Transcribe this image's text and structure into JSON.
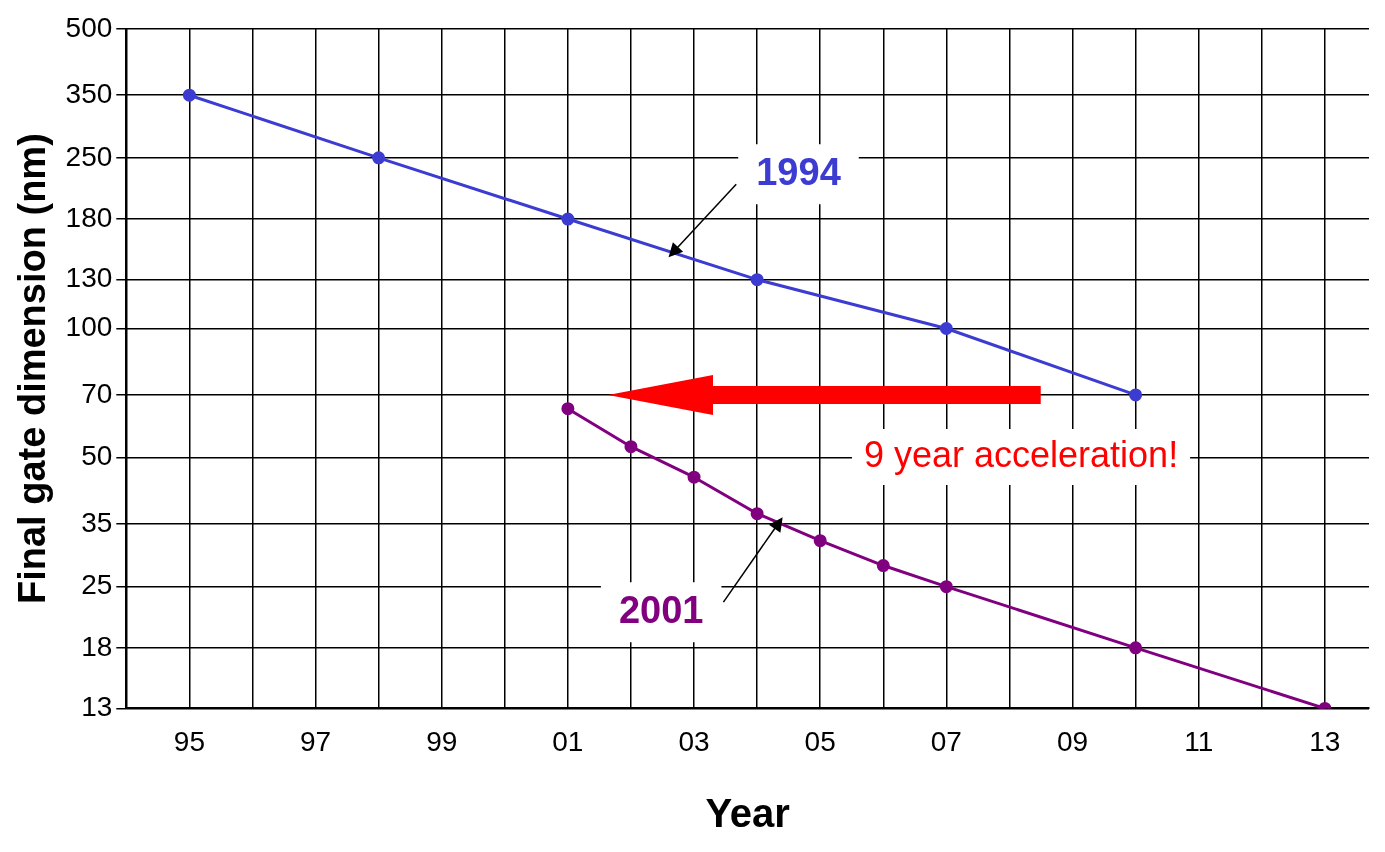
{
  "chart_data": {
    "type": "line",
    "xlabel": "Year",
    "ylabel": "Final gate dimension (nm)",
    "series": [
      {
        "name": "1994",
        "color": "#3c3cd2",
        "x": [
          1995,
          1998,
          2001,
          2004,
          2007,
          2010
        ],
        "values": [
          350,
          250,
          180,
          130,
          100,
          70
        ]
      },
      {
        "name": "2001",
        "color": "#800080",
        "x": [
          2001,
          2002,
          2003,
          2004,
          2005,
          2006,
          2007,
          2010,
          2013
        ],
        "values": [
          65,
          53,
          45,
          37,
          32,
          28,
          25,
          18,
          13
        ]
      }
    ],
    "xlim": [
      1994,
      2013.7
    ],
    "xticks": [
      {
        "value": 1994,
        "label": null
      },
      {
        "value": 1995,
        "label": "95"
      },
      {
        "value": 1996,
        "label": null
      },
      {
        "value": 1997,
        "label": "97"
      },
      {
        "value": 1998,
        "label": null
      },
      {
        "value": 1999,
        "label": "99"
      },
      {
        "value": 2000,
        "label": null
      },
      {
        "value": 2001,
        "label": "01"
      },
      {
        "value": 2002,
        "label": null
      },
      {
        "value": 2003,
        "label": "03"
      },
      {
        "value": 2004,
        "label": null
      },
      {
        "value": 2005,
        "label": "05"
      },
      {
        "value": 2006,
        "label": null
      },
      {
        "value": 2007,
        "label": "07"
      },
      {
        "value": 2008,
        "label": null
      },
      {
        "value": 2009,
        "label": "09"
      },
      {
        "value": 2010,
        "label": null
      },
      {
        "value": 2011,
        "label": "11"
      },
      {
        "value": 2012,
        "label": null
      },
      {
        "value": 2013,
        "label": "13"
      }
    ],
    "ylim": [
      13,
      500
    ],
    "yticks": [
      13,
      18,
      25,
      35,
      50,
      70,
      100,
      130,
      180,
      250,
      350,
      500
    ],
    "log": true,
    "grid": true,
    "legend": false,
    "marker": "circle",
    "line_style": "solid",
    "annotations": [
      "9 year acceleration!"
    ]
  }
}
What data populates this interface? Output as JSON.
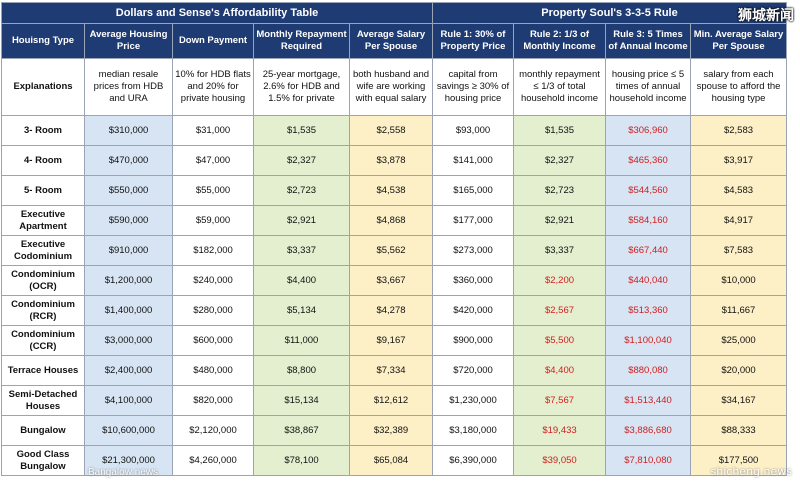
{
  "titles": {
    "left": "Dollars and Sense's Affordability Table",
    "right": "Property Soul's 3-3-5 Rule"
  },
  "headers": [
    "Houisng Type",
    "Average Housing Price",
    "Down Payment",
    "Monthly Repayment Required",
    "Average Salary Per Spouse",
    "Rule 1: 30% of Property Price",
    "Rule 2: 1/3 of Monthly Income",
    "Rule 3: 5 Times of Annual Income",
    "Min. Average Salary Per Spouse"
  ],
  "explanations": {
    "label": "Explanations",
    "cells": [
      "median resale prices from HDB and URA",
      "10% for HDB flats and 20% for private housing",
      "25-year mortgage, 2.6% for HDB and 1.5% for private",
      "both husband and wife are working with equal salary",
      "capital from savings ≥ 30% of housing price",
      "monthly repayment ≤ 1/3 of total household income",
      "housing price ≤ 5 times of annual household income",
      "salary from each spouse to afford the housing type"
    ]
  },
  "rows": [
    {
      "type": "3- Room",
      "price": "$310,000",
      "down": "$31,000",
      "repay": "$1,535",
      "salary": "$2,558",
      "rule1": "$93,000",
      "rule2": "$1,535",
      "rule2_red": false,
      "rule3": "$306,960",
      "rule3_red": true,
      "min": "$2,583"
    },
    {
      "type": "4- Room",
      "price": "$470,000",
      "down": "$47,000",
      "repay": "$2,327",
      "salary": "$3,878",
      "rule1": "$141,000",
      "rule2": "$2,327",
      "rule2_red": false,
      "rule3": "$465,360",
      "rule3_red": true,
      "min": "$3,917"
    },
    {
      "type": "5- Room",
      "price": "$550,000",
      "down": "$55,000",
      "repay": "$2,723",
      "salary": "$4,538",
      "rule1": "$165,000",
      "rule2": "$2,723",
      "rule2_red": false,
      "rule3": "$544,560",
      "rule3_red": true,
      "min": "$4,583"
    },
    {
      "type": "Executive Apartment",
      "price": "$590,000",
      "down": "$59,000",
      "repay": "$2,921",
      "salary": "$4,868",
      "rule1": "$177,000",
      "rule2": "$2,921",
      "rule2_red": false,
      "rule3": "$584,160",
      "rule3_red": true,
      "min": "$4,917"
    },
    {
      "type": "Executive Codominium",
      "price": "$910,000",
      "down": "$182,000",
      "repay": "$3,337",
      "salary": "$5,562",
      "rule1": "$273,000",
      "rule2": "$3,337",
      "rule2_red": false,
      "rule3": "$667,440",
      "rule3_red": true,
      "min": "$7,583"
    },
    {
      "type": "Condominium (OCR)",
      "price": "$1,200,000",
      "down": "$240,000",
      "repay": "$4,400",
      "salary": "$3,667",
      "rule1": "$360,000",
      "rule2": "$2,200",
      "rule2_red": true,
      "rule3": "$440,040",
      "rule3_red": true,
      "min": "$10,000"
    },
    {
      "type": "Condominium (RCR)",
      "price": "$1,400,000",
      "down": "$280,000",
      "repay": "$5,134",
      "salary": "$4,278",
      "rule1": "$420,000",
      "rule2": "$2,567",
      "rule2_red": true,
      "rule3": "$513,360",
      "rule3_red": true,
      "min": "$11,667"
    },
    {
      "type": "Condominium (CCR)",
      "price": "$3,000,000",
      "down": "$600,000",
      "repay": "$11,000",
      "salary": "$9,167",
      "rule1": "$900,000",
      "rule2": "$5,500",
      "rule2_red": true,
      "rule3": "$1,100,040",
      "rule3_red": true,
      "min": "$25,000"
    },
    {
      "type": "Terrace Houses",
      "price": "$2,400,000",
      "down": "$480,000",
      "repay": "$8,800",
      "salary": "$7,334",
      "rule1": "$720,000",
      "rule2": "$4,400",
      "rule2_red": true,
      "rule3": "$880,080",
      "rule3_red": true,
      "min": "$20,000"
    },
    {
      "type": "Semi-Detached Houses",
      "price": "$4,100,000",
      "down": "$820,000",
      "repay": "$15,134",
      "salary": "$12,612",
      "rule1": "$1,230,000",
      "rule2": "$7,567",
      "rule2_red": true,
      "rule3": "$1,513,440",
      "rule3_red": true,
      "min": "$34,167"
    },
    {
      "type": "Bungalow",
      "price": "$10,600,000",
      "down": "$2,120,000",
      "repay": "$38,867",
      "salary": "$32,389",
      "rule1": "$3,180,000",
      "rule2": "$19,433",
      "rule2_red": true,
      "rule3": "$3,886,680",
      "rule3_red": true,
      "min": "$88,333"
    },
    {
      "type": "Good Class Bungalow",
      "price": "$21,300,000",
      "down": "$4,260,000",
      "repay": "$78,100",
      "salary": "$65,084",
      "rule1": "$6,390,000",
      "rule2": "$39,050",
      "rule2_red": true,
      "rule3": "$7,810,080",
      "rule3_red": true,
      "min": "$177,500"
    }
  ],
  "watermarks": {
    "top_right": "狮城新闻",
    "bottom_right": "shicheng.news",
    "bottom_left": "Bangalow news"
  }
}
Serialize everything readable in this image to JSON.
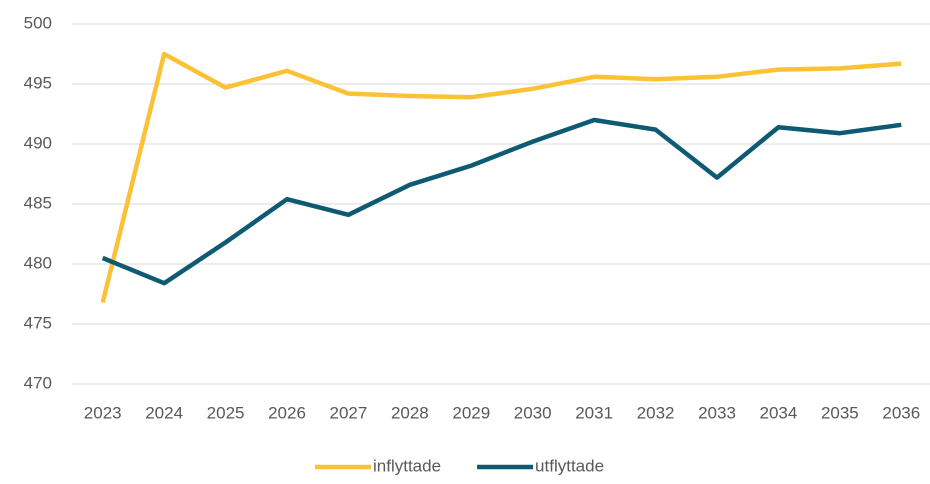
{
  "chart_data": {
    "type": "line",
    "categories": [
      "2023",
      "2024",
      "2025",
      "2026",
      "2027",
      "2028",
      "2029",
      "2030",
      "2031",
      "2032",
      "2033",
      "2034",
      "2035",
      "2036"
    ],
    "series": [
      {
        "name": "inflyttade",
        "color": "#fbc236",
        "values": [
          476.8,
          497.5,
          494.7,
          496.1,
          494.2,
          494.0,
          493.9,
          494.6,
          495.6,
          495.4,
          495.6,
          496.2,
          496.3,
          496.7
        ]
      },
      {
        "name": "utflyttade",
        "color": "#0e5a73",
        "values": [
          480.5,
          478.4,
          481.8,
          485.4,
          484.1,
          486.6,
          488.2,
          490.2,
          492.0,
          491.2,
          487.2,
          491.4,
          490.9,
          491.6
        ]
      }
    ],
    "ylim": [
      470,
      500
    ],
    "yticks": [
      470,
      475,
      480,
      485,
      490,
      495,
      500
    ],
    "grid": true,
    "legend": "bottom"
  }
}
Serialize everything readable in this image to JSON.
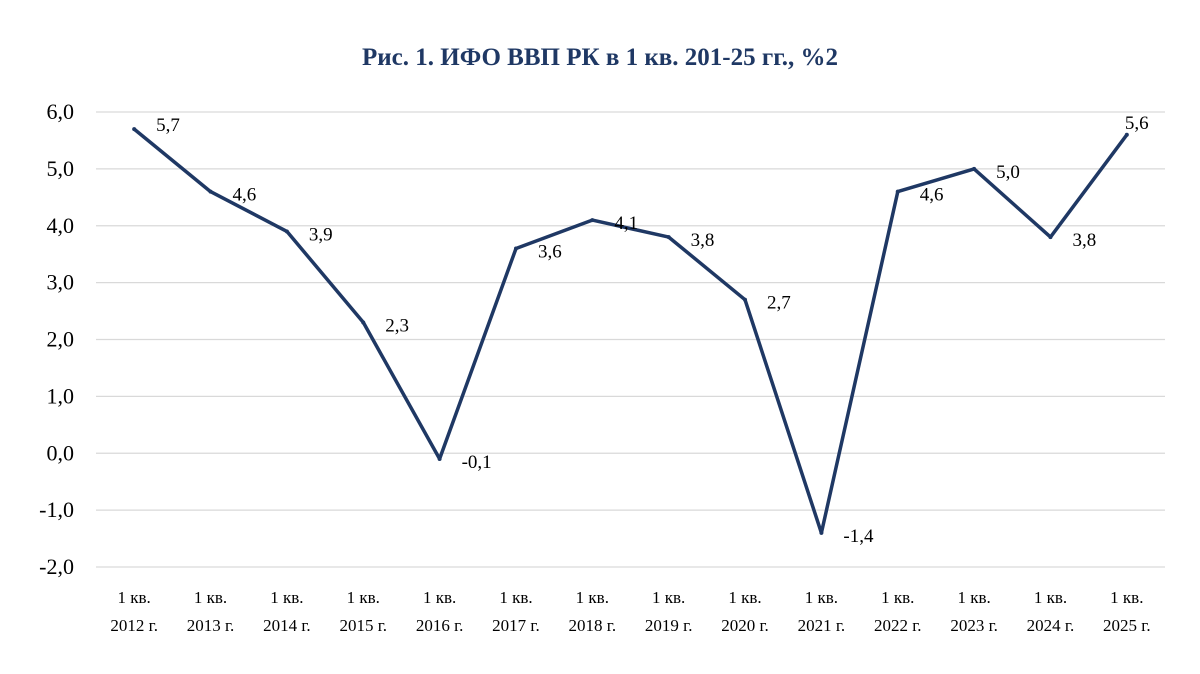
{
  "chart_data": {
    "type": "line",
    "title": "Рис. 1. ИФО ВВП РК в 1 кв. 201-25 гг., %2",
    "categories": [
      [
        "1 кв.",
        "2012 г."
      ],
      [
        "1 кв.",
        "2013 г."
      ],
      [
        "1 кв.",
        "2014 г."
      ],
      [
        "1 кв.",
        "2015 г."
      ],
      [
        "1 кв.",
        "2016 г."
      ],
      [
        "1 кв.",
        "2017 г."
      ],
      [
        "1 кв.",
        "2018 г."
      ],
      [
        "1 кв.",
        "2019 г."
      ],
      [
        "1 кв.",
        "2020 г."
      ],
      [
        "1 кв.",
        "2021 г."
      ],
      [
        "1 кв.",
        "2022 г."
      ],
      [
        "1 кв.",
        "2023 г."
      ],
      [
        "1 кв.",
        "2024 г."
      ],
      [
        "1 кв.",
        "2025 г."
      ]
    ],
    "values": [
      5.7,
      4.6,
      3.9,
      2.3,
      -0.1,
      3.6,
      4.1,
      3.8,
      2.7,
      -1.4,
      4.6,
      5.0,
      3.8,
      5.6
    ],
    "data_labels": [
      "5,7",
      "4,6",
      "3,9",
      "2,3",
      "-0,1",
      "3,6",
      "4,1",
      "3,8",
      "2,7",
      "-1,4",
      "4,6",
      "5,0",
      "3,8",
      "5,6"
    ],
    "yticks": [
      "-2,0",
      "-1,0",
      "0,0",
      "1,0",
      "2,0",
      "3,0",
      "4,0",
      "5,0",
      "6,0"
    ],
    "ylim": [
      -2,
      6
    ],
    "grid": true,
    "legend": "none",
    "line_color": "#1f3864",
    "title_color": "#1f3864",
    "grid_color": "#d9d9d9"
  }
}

• **Problem to work on**:
Gather each line in the data that holds the string "from".

• **Result**:
      "median resale prices from HDB and URA",
      "capital from savings ≥ 30% of housing price",
      "salary from each spouse to afford the housing type"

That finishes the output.